===== Records for this task
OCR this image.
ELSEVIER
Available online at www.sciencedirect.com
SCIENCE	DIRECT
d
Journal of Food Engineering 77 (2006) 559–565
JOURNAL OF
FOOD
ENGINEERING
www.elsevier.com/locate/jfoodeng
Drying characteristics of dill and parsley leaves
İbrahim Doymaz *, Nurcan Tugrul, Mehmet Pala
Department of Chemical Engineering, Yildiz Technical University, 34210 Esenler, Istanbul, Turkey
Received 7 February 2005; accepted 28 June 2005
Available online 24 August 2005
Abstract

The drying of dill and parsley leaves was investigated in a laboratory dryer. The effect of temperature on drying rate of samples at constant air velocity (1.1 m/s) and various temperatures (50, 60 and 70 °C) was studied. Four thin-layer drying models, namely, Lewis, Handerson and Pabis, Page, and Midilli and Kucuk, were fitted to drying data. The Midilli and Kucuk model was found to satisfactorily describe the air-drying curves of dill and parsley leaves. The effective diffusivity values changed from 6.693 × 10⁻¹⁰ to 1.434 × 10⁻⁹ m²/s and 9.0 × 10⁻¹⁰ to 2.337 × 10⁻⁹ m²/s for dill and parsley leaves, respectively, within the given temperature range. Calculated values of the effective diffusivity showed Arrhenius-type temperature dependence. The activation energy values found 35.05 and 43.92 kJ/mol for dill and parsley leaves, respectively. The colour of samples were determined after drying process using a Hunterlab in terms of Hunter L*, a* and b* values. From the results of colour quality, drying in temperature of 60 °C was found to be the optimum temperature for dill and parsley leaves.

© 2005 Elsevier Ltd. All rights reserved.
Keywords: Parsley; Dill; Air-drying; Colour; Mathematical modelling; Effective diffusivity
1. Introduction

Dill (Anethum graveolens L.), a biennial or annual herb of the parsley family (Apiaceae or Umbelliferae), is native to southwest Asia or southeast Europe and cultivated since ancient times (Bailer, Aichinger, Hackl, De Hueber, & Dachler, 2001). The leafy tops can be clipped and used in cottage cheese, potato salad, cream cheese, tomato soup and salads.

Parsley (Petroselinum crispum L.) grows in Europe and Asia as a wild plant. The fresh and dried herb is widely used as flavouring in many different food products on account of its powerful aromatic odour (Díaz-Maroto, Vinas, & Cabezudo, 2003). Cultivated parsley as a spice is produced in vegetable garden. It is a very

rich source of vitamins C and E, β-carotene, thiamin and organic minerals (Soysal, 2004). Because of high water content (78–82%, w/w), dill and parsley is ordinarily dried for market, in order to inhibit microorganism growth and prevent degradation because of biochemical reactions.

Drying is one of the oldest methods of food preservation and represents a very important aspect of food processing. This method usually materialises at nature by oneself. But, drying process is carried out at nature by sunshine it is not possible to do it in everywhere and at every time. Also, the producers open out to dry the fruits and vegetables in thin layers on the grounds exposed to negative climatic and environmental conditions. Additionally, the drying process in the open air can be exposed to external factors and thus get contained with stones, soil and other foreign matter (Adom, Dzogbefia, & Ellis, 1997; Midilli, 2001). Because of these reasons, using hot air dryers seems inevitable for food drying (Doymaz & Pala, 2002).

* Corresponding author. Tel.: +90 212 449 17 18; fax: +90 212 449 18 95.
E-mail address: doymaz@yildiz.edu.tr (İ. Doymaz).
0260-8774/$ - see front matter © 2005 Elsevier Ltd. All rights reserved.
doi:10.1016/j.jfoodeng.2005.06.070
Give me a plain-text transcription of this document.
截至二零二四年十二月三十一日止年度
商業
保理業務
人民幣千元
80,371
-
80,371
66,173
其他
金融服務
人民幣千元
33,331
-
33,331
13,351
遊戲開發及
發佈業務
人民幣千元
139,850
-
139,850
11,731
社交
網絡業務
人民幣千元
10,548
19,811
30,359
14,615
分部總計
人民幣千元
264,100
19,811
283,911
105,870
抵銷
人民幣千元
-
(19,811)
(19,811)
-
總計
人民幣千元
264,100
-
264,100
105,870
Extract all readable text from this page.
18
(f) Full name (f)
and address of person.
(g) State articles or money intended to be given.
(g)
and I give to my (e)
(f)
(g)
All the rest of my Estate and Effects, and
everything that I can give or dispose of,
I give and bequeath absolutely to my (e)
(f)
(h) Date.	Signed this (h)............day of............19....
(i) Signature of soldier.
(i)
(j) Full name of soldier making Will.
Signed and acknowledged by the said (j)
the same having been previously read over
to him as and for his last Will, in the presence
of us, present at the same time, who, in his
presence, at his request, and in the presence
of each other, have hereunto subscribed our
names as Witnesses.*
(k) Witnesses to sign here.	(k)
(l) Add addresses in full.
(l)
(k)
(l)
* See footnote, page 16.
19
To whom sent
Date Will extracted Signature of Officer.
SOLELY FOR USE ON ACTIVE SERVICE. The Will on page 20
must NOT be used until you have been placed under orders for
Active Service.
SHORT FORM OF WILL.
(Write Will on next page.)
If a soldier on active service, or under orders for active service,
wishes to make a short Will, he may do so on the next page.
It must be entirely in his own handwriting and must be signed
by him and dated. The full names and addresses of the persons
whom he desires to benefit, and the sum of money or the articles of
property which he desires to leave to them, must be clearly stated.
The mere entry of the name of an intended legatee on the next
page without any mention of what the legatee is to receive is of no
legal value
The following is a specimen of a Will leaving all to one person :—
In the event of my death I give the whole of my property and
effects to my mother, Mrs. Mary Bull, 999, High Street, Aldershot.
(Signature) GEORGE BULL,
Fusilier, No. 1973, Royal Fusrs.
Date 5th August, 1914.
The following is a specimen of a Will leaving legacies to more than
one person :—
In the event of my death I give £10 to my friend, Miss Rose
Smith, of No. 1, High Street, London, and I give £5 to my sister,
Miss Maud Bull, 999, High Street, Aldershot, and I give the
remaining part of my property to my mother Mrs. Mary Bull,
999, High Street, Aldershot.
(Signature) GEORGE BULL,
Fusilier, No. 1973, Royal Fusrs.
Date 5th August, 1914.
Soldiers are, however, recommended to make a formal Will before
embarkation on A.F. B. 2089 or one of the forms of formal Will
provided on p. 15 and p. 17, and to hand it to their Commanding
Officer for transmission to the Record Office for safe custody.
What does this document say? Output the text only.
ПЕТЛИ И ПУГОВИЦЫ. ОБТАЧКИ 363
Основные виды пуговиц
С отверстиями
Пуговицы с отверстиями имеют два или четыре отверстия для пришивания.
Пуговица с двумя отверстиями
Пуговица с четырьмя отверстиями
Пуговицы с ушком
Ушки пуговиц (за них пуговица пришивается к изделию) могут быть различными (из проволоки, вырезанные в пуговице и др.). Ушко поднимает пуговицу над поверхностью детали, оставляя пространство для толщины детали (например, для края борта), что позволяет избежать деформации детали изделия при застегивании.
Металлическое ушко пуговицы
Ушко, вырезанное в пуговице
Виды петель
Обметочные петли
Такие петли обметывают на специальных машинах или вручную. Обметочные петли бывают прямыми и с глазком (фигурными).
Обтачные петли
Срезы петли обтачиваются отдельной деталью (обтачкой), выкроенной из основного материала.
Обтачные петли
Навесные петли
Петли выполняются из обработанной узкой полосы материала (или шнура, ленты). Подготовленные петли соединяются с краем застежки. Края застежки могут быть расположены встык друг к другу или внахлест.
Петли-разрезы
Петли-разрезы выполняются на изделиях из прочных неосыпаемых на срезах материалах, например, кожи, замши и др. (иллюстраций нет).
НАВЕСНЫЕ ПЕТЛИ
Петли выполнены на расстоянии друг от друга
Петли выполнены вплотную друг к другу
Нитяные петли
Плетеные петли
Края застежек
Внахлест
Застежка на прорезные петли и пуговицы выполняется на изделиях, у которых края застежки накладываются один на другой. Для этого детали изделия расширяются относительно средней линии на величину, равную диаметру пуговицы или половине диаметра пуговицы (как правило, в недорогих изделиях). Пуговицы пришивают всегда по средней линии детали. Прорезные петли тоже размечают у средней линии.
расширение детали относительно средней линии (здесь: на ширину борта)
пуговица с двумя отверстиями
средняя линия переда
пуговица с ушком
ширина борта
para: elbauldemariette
==========
» Written problem:
Of all the lines in the data above, state how many include "desires". Say only the number.

» Reply:
2